- Data for the task -
•••••
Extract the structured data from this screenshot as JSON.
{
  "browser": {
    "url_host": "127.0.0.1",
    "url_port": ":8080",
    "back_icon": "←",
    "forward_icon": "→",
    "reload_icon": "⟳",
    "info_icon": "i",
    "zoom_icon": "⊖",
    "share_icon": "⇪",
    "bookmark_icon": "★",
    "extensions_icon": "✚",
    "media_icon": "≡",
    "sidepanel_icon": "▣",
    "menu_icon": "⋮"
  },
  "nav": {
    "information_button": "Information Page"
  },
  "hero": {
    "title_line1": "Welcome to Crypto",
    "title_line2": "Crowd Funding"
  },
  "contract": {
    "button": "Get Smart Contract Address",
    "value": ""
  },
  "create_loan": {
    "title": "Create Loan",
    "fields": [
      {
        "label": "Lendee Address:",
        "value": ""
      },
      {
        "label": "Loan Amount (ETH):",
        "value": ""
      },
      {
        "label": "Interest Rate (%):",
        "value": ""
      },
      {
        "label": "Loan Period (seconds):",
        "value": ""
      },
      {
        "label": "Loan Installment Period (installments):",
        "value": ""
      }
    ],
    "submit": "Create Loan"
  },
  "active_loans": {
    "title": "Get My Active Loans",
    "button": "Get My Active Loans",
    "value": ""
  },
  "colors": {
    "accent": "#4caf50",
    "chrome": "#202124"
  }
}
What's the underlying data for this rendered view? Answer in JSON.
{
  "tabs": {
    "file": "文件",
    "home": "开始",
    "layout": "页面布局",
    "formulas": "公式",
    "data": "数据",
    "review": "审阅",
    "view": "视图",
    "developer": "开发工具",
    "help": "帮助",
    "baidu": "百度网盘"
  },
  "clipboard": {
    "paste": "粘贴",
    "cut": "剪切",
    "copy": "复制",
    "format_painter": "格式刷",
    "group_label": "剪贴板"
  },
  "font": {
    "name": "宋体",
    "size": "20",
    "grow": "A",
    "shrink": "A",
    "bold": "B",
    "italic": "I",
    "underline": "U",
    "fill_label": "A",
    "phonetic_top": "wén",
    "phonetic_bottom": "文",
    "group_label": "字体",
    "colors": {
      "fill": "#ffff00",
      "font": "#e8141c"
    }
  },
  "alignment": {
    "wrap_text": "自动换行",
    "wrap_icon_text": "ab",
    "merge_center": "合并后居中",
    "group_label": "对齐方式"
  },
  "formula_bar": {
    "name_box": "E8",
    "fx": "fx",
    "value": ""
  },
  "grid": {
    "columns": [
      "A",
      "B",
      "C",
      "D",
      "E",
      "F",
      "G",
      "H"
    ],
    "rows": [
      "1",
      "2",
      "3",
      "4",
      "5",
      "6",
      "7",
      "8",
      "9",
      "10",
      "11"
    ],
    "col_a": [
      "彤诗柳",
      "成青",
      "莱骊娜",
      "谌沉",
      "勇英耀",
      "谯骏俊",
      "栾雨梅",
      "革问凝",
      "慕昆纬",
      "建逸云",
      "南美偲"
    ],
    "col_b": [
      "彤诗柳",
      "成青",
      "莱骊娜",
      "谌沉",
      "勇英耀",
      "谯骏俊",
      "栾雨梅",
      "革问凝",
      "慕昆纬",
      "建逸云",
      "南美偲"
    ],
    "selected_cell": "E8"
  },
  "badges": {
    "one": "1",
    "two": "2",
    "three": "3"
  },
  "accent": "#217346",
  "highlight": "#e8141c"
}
•••••
- Problem details -
In the listing above, how many lines hold the word "this"? Give the number and nothing more.

- Expected output -
2